Novalis and the Blue Flower

Novalis’ poetry and prose reveal a master of inner development. His entire inner life was directed towards the blue flower, Sophia, as the ideal of soul development. Here, we share a special glimpse of the inner journey that Novalis underwent and communicated.

The maturity and wisdom found in the writings of young Novalis is surprising. However, individual statements about his inner path towards recognising his “most own self” are scattered and must be strung together like pearls to form a continuous strand.

The first step on this path is marked by his statement that we must give our undivided attention to everything we undertake, for “it is most remarkable that it is only in this play that the human being becomes aware of their distinctiveness, their specific freedom, and that it seems to them as if they were awakening from a deep sleep, as if they were only now at home in the world, and that only now is the light of day spreading over their inner world.”1 In this way, Novalis addresses a mental attitude many people aspire to today.

Mindfulness, Attentiveness, and Devotion

Through the Buddhist monk Thích Nhất Hạnh, broad swathes of Western society have become familiar with the term “Satipatthana,” which describes the basis of a conscious life. This attitude of mind is the epitome of the Buddhist doctrine of salvation, so much so that Buddha described it as the only path leading to purification of the mind and redemption.

The term “sati” from the Pali texts is translated into English as “mindfulness.” “Sati” is related to the verb “sarati,” “to remember,” which means that even events long past can still be present for a person who has developed the inner attitude of sati.

Many contemporary Westerners attracted to this attitude of mind refer to Jon Kabat-Zinn, a US-American considered the founder of the modern “mindfulness teaching,” which relates to this Buddhist doctrine. He defines mindfulness as “the consciousness that arises through directed, non-judgmental attentiveness in the present moment.”2

The differentiation between mindfulness and attentiveness is of great importance for the process of expanding consciousness, as these two terms are often equated but are different in quality. While we use the term “attentiveness” to indicate a more active process of directed awareness, “mindfulness” resonates with a more passive, devoted attitude of consciousness. In practice, however, this is often not sufficiently taken into account. Since mindfulness and attentiveness are not appropriately differentiated, there is a danger that the increased effort required for the mental attitude of attentiveness, which is necessary first, is bypassed on the path of development, preempted by the more passive attitude of mindfulness. This can then lead to the person drifting dreamily into the immediate events of everyday life.

_DIRECTIVE 1:_ Repeat the Novalis passage from "Through the Buddhist" up to and including "mind and redemption.".
The entries after the Novalis passage have no connection to it.

_GIVEN INFORMATION:_
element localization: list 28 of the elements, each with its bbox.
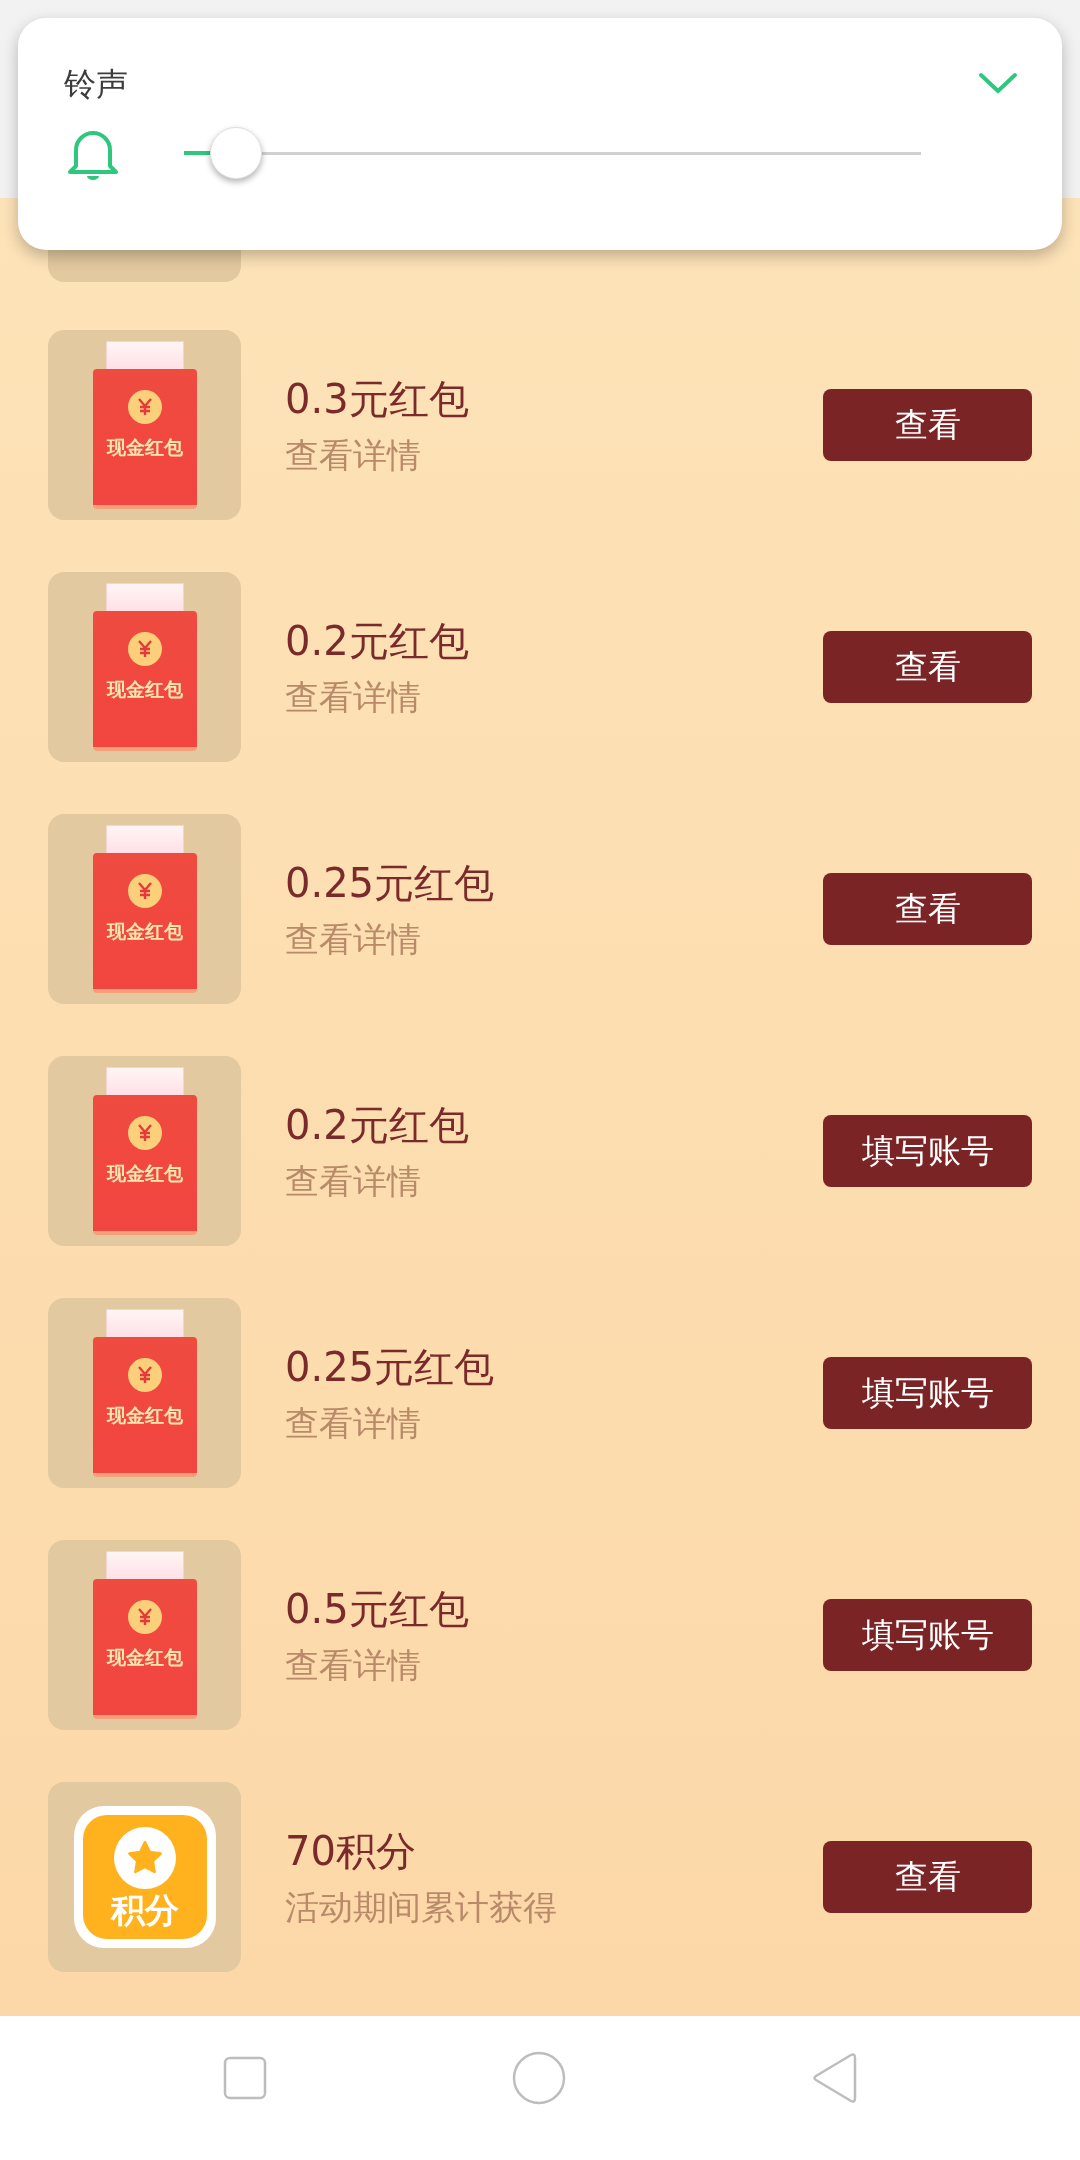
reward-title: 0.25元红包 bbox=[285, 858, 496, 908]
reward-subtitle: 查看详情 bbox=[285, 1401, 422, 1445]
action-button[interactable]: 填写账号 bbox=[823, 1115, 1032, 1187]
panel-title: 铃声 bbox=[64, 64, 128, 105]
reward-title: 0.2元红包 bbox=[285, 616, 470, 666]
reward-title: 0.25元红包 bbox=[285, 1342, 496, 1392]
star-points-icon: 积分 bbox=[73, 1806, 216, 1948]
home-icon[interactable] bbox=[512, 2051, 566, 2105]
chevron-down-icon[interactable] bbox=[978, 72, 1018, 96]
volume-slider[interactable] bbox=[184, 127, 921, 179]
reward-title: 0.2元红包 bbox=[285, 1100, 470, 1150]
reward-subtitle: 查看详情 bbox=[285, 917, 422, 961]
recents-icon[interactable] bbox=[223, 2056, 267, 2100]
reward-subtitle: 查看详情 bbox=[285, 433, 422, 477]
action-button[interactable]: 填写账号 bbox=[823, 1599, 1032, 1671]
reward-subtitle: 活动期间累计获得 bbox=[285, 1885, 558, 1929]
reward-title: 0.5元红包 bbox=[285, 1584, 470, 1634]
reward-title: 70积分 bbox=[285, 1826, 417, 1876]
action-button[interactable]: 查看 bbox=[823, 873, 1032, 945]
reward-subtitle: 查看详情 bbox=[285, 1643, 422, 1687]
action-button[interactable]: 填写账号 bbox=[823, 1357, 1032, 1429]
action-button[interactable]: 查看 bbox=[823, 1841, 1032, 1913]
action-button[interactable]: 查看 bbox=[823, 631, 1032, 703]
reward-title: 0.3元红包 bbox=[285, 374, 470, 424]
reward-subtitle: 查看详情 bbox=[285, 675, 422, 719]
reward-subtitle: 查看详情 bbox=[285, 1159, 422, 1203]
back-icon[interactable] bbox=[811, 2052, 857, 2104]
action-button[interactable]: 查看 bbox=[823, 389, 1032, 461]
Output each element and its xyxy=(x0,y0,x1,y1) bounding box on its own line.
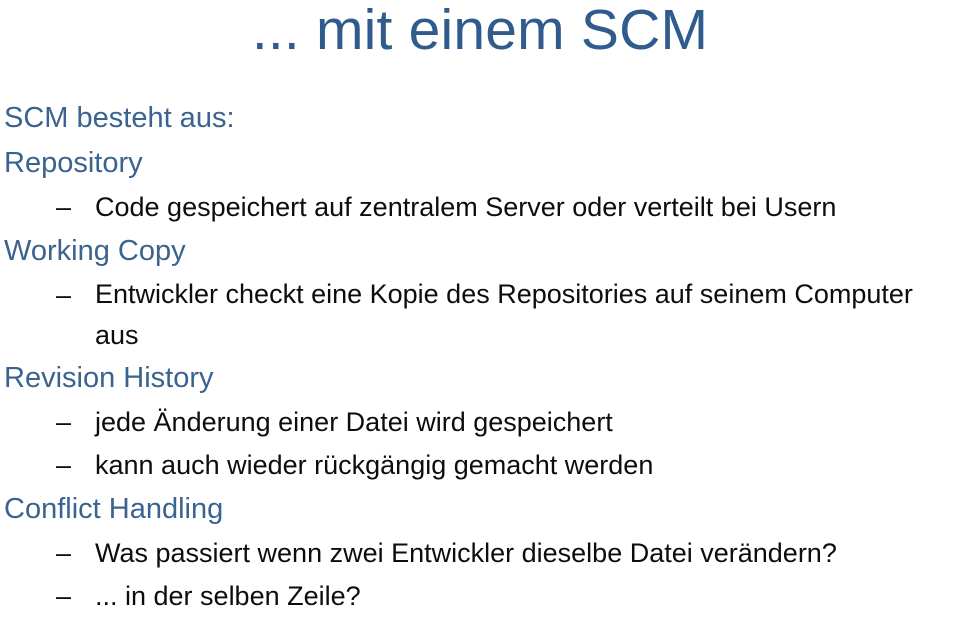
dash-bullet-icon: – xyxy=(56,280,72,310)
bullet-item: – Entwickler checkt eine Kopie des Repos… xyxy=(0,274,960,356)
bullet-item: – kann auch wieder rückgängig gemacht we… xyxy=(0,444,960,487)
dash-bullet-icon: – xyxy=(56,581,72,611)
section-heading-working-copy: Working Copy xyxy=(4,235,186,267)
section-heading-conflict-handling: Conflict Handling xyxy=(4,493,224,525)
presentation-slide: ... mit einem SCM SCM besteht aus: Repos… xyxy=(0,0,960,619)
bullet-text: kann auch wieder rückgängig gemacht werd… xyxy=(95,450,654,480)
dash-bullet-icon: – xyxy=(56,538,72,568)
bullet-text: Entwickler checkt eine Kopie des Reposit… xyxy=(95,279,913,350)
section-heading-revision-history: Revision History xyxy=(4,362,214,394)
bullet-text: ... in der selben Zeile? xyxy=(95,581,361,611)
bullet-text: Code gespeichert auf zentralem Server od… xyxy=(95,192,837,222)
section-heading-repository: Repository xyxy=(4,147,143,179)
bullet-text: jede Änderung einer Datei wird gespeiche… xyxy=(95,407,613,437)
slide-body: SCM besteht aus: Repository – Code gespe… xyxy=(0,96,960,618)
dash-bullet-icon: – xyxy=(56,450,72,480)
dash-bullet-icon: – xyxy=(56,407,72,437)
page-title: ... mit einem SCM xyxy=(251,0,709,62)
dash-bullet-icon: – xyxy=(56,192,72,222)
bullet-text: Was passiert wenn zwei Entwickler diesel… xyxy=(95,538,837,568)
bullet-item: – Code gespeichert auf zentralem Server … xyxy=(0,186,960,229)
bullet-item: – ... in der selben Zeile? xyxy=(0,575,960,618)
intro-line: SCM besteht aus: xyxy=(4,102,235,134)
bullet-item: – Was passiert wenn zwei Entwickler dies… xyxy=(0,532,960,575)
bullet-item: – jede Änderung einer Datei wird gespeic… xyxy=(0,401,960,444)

_DIRECTIVE 2:_ Reproduce the entries from the line with "reward-title: 0.25元红包 bbox=[285, 858, 496, 908]" up to and including the line with "home-icon[interactable] bbox=[512, 2051, 566, 2105]".

_FULL RESPONSE 1:_
Through the Buddhist monk Thích Nhất Hạnh, broad swathes of Western society have become familiar with the term “Satipatthana,” which describes the basis of a conscious life. This attitude of mind is the epitome of the Buddhist doctrine of salvation, so much so that Buddha described it as the only path leading to purification of the mind and redemption.

_FULL RESPONSE 2:_
reward-title: 0.25元红包 bbox=[285, 858, 496, 908]
reward-subtitle: 查看详情 bbox=[285, 1401, 422, 1445]
action-button[interactable]: 填写账号 bbox=[823, 1115, 1032, 1187]
panel-title: 铃声 bbox=[64, 64, 128, 105]
reward-title: 0.2元红包 bbox=[285, 616, 470, 666]
reward-title: 0.25元红包 bbox=[285, 1342, 496, 1392]
star-points-icon: 积分 bbox=[73, 1806, 216, 1948]
home-icon[interactable] bbox=[512, 2051, 566, 2105]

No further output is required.